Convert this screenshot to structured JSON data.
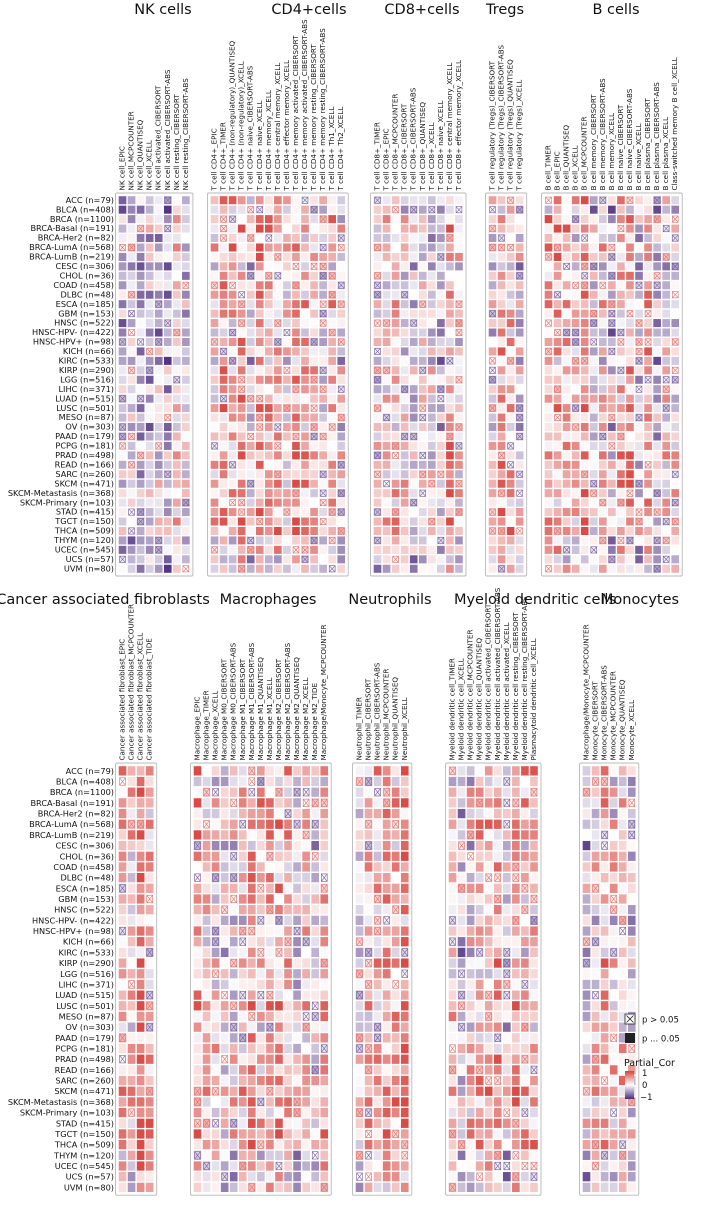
{
  "chart_data": {
    "type": "heatmap",
    "value_range": [
      -1,
      1
    ],
    "cancer_types": [
      "ACC (n=79)",
      "BLCA (n=408)",
      "BRCA (n=1100)",
      "BRCA-Basal (n=191)",
      "BRCA-Her2 (n=82)",
      "BRCA-LumA (n=568)",
      "BRCA-LumB (n=219)",
      "CESC (n=306)",
      "CHOL (n=36)",
      "COAD (n=458)",
      "DLBC (n=48)",
      "ESCA (n=185)",
      "GBM (n=153)",
      "HNSC (n=522)",
      "HNSC-HPV- (n=422)",
      "HNSC-HPV+ (n=98)",
      "KICH (n=66)",
      "KIRC (n=533)",
      "KIRP (n=290)",
      "LGG (n=516)",
      "LIHC (n=371)",
      "LUAD (n=515)",
      "LUSC (n=501)",
      "MESO (n=87)",
      "OV (n=303)",
      "PAAD (n=179)",
      "PCPG (n=181)",
      "PRAD (n=498)",
      "READ (n=166)",
      "SARC (n=260)",
      "SKCM (n=471)",
      "SKCM-Metastasis (n=368)",
      "SKCM-Primary (n=103)",
      "STAD (n=415)",
      "TGCT (n=150)",
      "THCA (n=509)",
      "THYM (n=120)",
      "UCEC (n=545)",
      "UCS (n=57)",
      "UVM (n=80)"
    ],
    "panels": [
      {
        "title": "NK cells",
        "columns": [
          "NK cell_EPIC",
          "NK cell_MCPCOUNTER",
          "NK cell_QUANTISEQ",
          "NK cell_XCELL",
          "NK cell activated_CIBERSORT",
          "NK cell activated_CIBERSORT-ABS",
          "NK cell resting_CIBERSORT",
          "NK cell resting_CIBERSORT-ABS"
        ],
        "bias": -0.05
      },
      {
        "title": "CD4+cells",
        "columns": [
          "T cell CD4+_EPIC",
          "T cell CD4+_TIMER",
          "T cell CD4+ (non-regulatory)_QUANTISEQ",
          "T cell CD4+ (non-regulatory)_XCELL",
          "T cell CD4+ naive_CIBERSORT-ABS",
          "T cell CD4+ naive_XCELL",
          "T cell CD4+ memory_XCELL",
          "T cell CD4+ central memory_XCELL",
          "T cell CD4+ effector memory_XCELL",
          "T cell CD4+ memory activated_CIBERSORT",
          "T cell CD4+ memory activated_CIBERSORT-ABS",
          "T cell CD4+ memory resting_CIBERSORT",
          "T cell CD4+ memory resting_CIBERSORT-ABS",
          "T cell CD4+ Th1_XCELL",
          "T cell CD4+ Th2_XCELL"
        ],
        "bias": 0.15
      },
      {
        "title": "CD8+cells",
        "columns": [
          "T cell CD8+_TIMER",
          "T cell CD8+_EPIC",
          "T cell CD8+_MCPCOUNTER",
          "T cell CD8+_CIBERSORT",
          "T cell CD8+_CIBERSORT-ABS",
          "T cell CD8+_QUANTISEQ",
          "T cell CD8+_XCELL",
          "T cell CD8+ naive_XCELL",
          "T cell CD8+ central memory_XCELL",
          "T cell CD8+ effector memory_XCELL"
        ],
        "bias": 0.05
      },
      {
        "title": "Tregs",
        "columns": [
          "T cell regulatory (Tregs)_CIBERSORT",
          "T cell regulatory (Tregs)_CIBERSORT-ABS",
          "T cell regulatory (Tregs)_QUANTISEQ",
          "T cell regulatory (Tregs)_XCELL"
        ],
        "bias": 0.25
      },
      {
        "title": "B cells",
        "columns": [
          "B cell_TIMER",
          "B cell_EPIC",
          "B cell_QUANTISEQ",
          "B cell_XCELL",
          "B cell_MCPCOUNTER",
          "B cell memory_CIBERSORT",
          "B cell memory_CIBERSORT-ABS",
          "B cell memory_XCELL",
          "B cell naive_CIBERSORT",
          "B cell naive_CIBERSORT-ABS",
          "B cell naive_XCELL",
          "B cell plasma_CIBERSORT",
          "B cell plasma_CIBERSORT-ABS",
          "B cell plasma_XCELL",
          "Class-switched memory B cell_XCELL"
        ],
        "bias": 0.1
      },
      {
        "title": "Cancer associated fibroblasts",
        "columns": [
          "Cancer associated fibroblast_EPIC",
          "Cancer associated fibroblast_MCPCOUNTER",
          "Cancer associated fibroblast_XCELL",
          "Cancer associated fibroblast_TIDE"
        ],
        "bias": 0.4
      },
      {
        "title": "Macrophages",
        "columns": [
          "Macrophage_EPIC",
          "Macrophage_TIMER",
          "Macrophage_XCELL",
          "Macrophage M0_CIBERSORT",
          "Macrophage M0_CIBERSORT-ABS",
          "Macrophage M1_CIBERSORT",
          "Macrophage M1_CIBERSORT-ABS",
          "Macrophage M1_QUANTISEQ",
          "Macrophage M1_XCELL",
          "Macrophage M2_CIBERSORT",
          "Macrophage M2_CIBERSORT-ABS",
          "Macrophage M2_QUANTISEQ",
          "Macrophage M2_XCELL",
          "Macrophage M2_TIDE",
          "Macrophage/Monocyte_MCPCOUNTER"
        ],
        "bias": 0.2
      },
      {
        "title": "Neutrophils",
        "columns": [
          "Neutrophil_TIMER",
          "Neutrophil_CIBERSORT",
          "Neutrophil_CIBERSORT-ABS",
          "Neutrophil_MCPCOUNTER",
          "Neutrophil_QUANTISEQ",
          "Neutrophil_XCELL"
        ],
        "bias": 0.2
      },
      {
        "title": "Myeloid dendritic cells",
        "columns": [
          "Myeloid dendritic cell_TIMER",
          "Myeloid dendritic cell_XCELL",
          "Myeloid dendritic cell_MCPCOUNTER",
          "Myeloid dendritic cell_QUANTISEQ",
          "Myeloid dendritic cell activated_CIBERSORT",
          "Myeloid dendritic cell activated_CIBERSORT-ABS",
          "Myeloid dendritic cell activated_XCELL",
          "Myeloid dendritic cell resting_CIBERSORT",
          "Myeloid dendritic cell resting_CIBERSORT-ABS",
          "Plasmacytoid dendritic cell_XCELL"
        ],
        "bias": 0.15
      },
      {
        "title": "Monocytes",
        "columns": [
          "Macrophage/Monocyte_MCPCOUNTER",
          "Monocyte_CIBERSORT",
          "Monocyte_CIBERSORT-ABS",
          "Monocyte_MCPCOUNTER",
          "Monocyte_QUANTISEQ",
          "Monocyte_XCELL"
        ],
        "bias": 0.05
      }
    ],
    "legend": {
      "p_gt": "p > 0.05",
      "p_le": "p ... 0.05",
      "title": "Partial_Cor",
      "ticks": [
        "1",
        "0",
        "−1"
      ]
    },
    "colors": {
      "high": "#d7423c",
      "mid": "#ffffff",
      "low": "#4b2a7e"
    }
  }
}
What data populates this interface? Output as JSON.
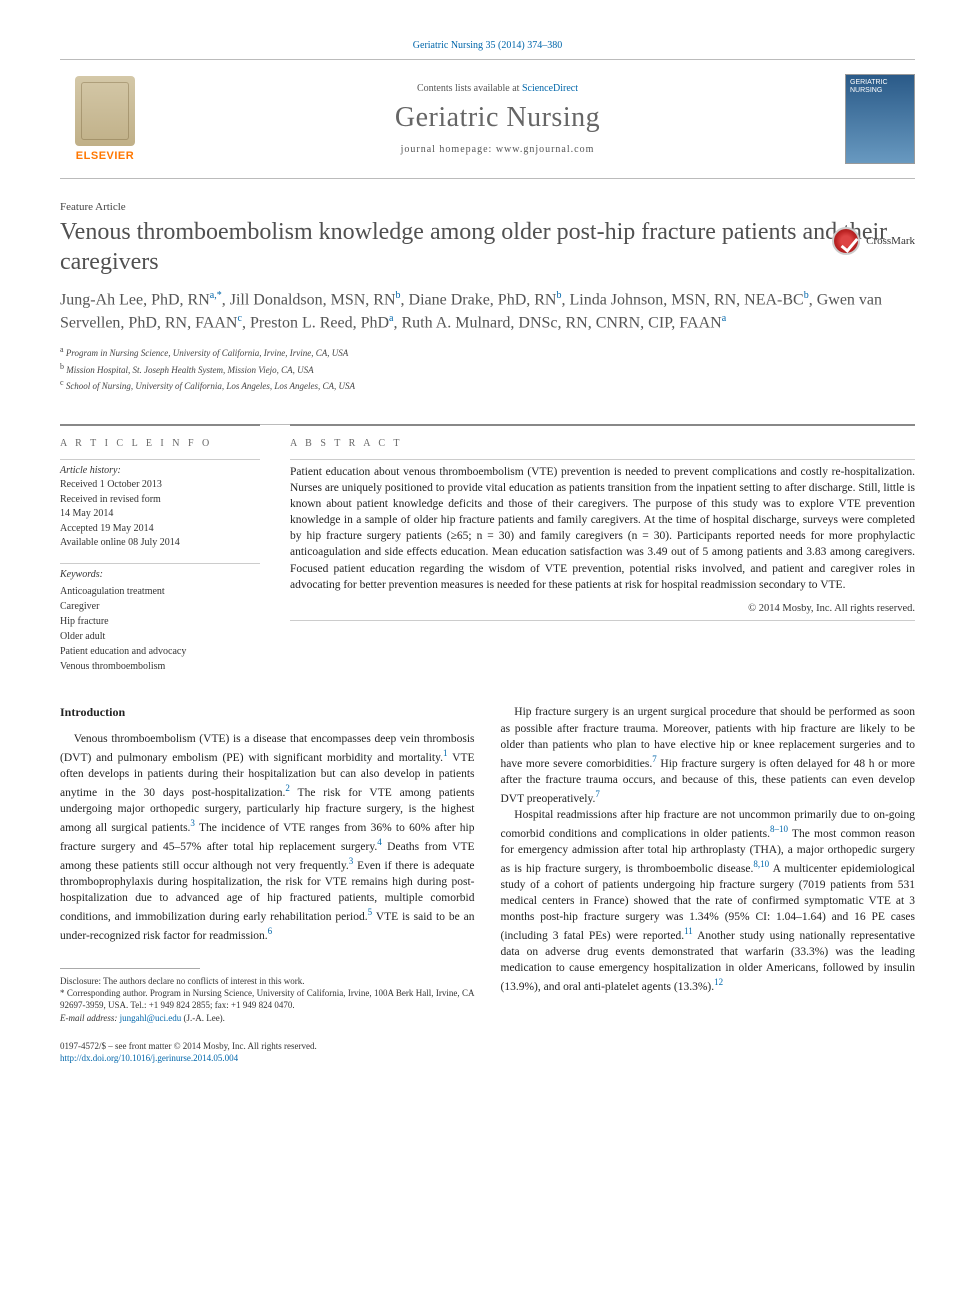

# [WHAT THIS TASK INVOLVES]
Return only the number of lines in the data that hold the string "BRCA".

# [RESPONSE]
5